Dataset records
■ ■ ■ ■ ■

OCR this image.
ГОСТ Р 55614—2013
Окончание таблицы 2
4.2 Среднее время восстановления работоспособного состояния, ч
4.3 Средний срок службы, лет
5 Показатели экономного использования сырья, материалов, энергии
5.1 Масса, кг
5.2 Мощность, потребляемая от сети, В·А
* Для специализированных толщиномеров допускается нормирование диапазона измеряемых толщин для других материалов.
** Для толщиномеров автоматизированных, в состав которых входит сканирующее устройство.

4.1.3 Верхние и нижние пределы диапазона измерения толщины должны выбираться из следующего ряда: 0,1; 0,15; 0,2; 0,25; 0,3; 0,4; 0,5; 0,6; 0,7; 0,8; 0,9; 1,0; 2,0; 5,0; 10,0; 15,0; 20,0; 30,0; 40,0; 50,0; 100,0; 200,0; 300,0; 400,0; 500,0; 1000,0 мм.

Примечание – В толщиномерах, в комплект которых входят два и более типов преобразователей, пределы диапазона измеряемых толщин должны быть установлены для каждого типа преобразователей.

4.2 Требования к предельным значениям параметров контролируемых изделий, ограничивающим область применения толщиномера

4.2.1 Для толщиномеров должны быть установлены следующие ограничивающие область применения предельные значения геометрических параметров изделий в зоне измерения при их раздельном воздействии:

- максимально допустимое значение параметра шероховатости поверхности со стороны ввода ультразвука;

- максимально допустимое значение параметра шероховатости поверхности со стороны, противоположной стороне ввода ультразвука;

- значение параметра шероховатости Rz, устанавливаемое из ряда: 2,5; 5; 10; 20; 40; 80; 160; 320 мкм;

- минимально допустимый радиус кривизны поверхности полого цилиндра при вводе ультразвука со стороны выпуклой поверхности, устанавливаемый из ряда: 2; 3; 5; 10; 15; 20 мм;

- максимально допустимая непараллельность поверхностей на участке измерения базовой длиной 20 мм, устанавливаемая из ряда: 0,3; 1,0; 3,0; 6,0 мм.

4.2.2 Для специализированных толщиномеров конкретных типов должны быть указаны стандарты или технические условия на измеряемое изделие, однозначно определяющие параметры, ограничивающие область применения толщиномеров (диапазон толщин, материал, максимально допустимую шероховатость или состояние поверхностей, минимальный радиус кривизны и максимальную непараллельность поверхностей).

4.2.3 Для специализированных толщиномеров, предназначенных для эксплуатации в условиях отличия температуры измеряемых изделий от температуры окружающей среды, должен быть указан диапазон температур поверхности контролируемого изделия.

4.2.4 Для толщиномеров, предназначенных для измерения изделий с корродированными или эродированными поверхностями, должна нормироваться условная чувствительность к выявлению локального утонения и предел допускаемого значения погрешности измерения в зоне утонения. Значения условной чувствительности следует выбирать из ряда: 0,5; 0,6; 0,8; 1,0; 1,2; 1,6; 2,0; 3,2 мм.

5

■ ■ ■ ■ ■

OBJECTIVE. Exactly reproduce the material above.

REPLY TO THE EXERCISE.
OCR this image.
ГОСТ Р 55614—2013
Окончание таблицы 2
4.2 Среднее время восстановления работоспособного состояния, ч
4.3 Средний срок службы, лет
5 Показатели экономного использования сырья, материалов, энергии
5.1 Масса, кг
5.2 Мощность, потребляемая от сети, В·А
* Для специализированных толщиномеров допускается нормирование диапазона измеряемых толщин для других материалов.
** Для толщиномеров автоматизированных, в состав которых входит сканирующее устройство.

4.1.3 Верхние и нижние пределы диапазона измерения толщины должны выбираться из следующего ряда: 0,1; 0,15; 0,2; 0,25; 0,3; 0,4; 0,5; 0,6; 0,7; 0,8; 0,9; 1,0; 2,0; 5,0; 10,0; 15,0; 20,0; 30,0; 40,0; 50,0; 100,0; 200,0; 300,0; 400,0; 500,0; 1000,0 мм.

Примечание – В толщиномерах, в комплект которых входят два и более типов преобразователей, пределы диапазона измеряемых толщин должны быть установлены для каждого типа преобразователей.

4.2 Требования к предельным значениям параметров контролируемых изделий, ограничивающим область применения толщиномера

4.2.1 Для толщиномеров должны быть установлены следующие ограничивающие область применения предельные значения геометрических параметров изделий в зоне измерения при их раздельном воздействии:

- максимально допустимое значение параметра шероховатости поверхности со стороны ввода ультразвука;

- максимально допустимое значение параметра шероховатости поверхности со стороны, противоположной стороне ввода ультразвука;

- значение параметра шероховатости Rz, устанавливаемое из ряда: 2,5; 5; 10; 20; 40; 80; 160; 320 мкм;

- минимально допустимый радиус кривизны поверхности полого цилиндра при вводе ультразвука со стороны выпуклой поверхности, устанавливаемый из ряда: 2; 3; 5; 10; 15; 20 мм;

- максимально допустимая непараллельность поверхностей на участке измерения базовой длиной 20 мм, устанавливаемая из ряда: 0,3; 1,0; 3,0; 6,0 мм.

4.2.2 Для специализированных толщиномеров конкретных типов должны быть указаны стандарты или технические условия на измеряемое изделие, однозначно определяющие параметры, ограничивающие область применения толщиномеров (диапазон толщин, материал, максимально допустимую шероховатость или состояние поверхностей, минимальный радиус кривизны и максимальную непараллельность поверхностей).

4.2.3 Для специализированных толщиномеров, предназначенных для эксплуатации в условиях отличия температуры измеряемых изделий от температуры окружающей среды, должен быть указан диапазон температур поверхности контролируемого изделия.

4.2.4 Для толщиномеров, предназначенных для измерения изделий с корродированными или эродированными поверхностями, должна нормироваться условная чувствительность к выявлению локального утонения и предел допускаемого значения погрешности измерения в зоне утонения. Значения условной чувствительности следует выбирать из ряда: 0,5; 0,6; 0,8; 1,0; 1,2; 1,6; 2,0; 3,2 мм.

5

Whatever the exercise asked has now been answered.